▶ _SUPPLIED DATA_:
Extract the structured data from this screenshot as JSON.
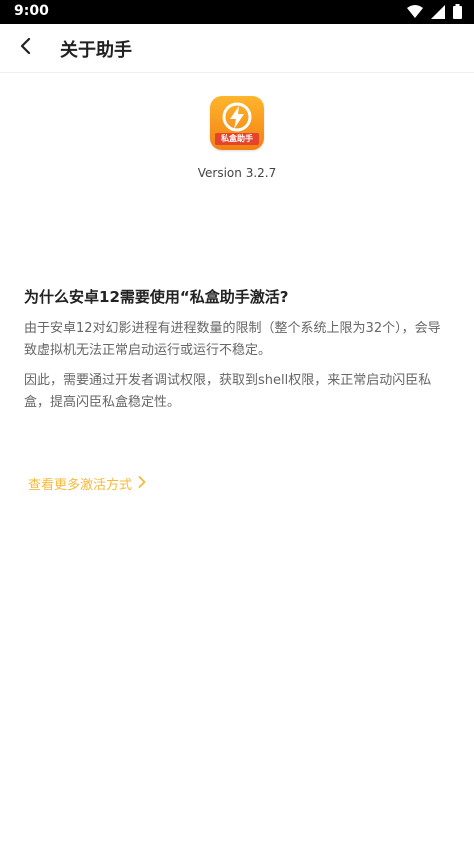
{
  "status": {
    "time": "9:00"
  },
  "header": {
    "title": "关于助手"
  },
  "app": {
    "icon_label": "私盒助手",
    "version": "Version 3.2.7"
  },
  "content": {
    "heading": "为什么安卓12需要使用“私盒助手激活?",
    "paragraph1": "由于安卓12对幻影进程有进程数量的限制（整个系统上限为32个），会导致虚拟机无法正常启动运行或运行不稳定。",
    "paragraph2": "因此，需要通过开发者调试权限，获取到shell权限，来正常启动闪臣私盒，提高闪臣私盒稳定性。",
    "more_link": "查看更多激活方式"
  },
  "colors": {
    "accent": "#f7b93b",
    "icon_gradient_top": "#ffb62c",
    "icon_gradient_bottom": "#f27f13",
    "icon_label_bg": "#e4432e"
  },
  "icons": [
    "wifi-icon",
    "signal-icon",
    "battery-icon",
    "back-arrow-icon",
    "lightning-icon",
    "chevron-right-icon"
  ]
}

* * *

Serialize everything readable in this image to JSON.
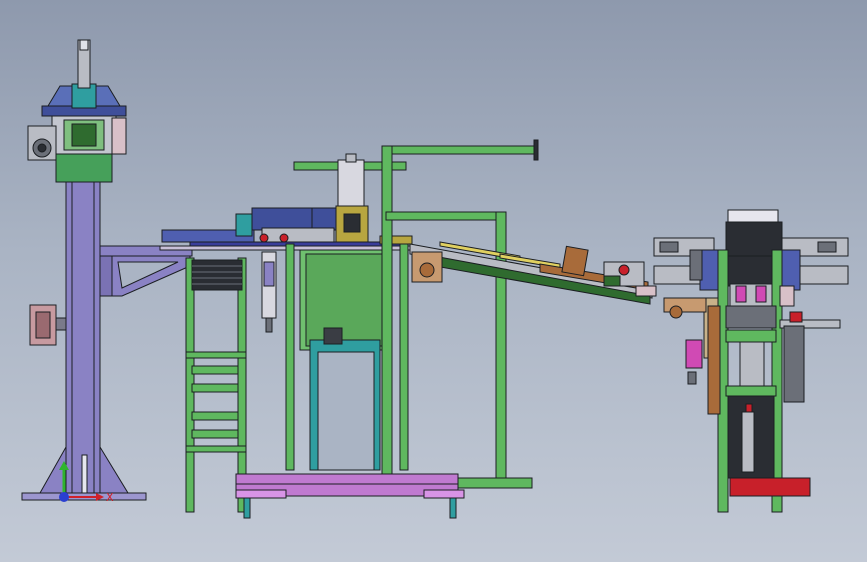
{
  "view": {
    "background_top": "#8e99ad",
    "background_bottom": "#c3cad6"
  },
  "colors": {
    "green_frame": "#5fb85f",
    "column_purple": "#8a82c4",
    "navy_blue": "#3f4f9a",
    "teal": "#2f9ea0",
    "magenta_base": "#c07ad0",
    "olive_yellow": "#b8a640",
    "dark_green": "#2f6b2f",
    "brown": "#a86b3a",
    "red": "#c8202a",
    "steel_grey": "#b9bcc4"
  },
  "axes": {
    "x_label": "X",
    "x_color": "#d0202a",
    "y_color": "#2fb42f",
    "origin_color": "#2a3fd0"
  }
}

--

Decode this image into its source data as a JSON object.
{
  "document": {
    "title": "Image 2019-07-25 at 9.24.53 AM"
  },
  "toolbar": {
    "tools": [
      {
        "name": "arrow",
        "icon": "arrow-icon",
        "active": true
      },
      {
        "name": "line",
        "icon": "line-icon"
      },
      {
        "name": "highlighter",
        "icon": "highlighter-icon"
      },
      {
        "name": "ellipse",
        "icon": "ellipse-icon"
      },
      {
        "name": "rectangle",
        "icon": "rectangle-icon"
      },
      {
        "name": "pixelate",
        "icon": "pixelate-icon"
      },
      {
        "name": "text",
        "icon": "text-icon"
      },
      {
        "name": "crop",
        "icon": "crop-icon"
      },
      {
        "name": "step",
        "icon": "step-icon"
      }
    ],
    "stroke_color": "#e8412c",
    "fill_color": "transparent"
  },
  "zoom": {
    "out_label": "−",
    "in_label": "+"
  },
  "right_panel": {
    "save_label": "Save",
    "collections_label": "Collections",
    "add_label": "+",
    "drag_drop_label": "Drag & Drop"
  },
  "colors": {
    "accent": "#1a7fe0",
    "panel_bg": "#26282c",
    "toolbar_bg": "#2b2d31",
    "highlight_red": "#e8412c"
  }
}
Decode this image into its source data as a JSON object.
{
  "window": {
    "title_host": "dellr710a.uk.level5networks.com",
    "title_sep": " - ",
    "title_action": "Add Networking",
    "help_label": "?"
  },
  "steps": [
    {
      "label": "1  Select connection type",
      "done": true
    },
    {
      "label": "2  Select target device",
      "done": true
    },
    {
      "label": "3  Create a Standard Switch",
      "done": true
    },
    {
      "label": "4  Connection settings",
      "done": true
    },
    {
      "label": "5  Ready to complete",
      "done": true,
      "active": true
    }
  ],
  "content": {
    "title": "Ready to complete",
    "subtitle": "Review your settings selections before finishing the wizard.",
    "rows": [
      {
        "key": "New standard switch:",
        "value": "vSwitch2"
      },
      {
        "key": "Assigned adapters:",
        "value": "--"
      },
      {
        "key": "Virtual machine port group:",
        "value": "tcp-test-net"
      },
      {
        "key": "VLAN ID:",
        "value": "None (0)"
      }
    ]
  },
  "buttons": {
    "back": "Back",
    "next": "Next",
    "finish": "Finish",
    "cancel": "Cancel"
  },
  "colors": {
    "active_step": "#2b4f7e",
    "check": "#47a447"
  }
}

▶ _REQUEST_: Show each line in the entries that holds the string "complete".

▶ _EXERCISE OUTPUT_:
      "label": "5  Ready to complete",
    "title": "Ready to complete",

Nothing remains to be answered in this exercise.